§ **Given exercise**
In the entries below, count each line holding the word "this". Answer with the total alone.

§ **Excerpted data**
════════════════════
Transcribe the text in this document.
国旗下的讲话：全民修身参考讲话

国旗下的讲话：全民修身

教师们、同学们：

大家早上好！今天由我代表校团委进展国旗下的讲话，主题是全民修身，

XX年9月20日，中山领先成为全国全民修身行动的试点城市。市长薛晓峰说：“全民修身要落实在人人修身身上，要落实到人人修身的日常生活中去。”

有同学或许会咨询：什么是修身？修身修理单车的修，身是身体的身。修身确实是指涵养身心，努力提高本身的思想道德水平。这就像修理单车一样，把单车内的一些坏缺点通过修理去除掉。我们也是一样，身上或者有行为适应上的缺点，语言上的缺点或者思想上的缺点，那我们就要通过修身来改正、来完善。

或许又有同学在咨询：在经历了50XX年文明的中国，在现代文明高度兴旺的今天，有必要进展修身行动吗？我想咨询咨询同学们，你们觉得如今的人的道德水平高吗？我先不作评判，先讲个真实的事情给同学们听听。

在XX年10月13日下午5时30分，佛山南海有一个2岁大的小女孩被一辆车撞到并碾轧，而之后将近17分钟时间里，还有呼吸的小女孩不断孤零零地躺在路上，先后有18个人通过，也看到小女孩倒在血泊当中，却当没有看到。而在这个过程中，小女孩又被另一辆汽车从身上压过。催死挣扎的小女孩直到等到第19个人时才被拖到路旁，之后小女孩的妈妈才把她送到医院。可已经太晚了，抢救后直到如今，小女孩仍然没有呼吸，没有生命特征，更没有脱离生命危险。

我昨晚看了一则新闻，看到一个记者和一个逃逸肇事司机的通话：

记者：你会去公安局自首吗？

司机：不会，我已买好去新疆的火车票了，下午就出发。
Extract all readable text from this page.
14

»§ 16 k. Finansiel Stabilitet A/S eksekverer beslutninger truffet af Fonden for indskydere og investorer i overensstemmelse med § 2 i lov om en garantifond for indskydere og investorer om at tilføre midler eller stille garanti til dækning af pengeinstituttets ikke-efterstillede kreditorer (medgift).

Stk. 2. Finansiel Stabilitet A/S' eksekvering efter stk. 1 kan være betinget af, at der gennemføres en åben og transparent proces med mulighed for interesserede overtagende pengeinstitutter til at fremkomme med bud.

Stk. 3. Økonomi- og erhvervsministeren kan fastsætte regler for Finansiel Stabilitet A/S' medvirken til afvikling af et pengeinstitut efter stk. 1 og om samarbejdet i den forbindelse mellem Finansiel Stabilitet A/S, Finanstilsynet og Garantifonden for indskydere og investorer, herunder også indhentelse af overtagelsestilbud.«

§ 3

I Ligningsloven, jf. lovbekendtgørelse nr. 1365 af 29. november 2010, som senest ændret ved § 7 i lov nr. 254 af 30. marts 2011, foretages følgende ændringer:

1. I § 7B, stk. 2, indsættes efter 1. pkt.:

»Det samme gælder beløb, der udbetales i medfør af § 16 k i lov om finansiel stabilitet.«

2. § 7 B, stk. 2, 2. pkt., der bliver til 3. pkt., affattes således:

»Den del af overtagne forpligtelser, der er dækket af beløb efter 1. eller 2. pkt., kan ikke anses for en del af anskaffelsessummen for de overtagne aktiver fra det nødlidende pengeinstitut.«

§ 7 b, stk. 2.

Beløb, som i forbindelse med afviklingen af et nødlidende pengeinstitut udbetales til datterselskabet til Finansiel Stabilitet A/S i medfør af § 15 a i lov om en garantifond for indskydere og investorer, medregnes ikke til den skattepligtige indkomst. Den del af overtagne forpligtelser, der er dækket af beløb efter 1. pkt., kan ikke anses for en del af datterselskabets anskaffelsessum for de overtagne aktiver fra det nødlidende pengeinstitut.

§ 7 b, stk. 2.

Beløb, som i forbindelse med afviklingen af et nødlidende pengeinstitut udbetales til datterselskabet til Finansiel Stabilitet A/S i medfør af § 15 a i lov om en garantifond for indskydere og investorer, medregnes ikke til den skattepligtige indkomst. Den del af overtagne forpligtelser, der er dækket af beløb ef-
════════════════════
§ **Answer to the exercise**
2